[Start Recorded data]

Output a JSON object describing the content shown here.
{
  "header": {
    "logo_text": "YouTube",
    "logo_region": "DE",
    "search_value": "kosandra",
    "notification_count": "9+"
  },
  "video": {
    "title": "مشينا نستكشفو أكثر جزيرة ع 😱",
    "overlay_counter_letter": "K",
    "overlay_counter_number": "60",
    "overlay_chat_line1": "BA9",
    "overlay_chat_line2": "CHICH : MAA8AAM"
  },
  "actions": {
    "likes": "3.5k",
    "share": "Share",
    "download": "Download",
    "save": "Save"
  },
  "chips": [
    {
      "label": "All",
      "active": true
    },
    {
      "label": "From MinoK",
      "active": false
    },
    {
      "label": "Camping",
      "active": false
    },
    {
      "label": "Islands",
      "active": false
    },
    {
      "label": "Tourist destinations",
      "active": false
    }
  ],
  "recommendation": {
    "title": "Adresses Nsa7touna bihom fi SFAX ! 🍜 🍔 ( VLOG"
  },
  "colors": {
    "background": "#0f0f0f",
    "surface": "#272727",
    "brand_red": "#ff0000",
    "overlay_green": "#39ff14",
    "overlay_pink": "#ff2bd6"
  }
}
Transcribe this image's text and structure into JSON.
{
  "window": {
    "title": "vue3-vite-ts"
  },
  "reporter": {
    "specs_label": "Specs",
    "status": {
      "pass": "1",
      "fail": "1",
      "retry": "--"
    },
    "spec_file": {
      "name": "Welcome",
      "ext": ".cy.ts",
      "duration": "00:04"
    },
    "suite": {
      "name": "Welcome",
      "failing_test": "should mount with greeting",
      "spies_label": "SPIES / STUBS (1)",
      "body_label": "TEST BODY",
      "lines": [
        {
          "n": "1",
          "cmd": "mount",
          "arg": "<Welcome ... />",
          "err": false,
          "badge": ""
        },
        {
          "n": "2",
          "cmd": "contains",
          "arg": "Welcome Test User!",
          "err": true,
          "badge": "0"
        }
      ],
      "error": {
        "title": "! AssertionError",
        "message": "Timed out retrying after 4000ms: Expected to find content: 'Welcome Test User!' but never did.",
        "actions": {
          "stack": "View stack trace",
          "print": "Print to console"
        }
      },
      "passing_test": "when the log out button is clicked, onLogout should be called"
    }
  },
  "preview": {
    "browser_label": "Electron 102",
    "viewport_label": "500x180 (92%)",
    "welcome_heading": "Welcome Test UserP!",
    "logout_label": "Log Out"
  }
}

[End Recorded data]

**To be done**
Find all the lines containing "mount" in the material, then copy them.

**Solved exercise**
      "failing_test": "should mount with greeting",
          "cmd": "mount",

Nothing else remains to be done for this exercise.